[Records]
* Begin *

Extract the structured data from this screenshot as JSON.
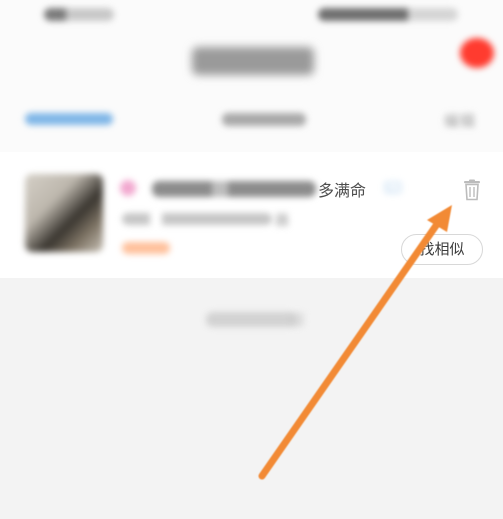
{
  "header": {
    "edit_label": "编辑"
  },
  "card": {
    "title_tail": "多满命",
    "subtitle_tail": "器",
    "find_similar_label": "找相似"
  },
  "footer": {
    "empty_tail": "容"
  },
  "colors": {
    "accent_blue": "#7fb6e7",
    "arrow_orange": "#f28a36",
    "badge_red": "#ff3b2f",
    "tag_orange": "#ffc09b",
    "pink_dot": "#f2a8cf"
  },
  "icons": {
    "mail": "mail-icon",
    "trash": "trash-icon"
  }
}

* End *

● TASK INSTRUCTIONS:
Extract the full listing exactly, with the pictures left out.

● EXERCISE SOLUTION:
Extract the structured data from this screenshot as JSON.
{
  "header": {
    "edit_label": "编辑"
  },
  "card": {
    "title_tail": "多满命",
    "subtitle_tail": "器",
    "find_similar_label": "找相似"
  },
  "footer": {
    "empty_tail": "容"
  },
  "colors": {
    "accent_blue": "#7fb6e7",
    "arrow_orange": "#f28a36",
    "badge_red": "#ff3b2f",
    "tag_orange": "#ffc09b",
    "pink_dot": "#f2a8cf"
  },
  "icons": {
    "mail": "mail-icon",
    "trash": "trash-icon"
  }
}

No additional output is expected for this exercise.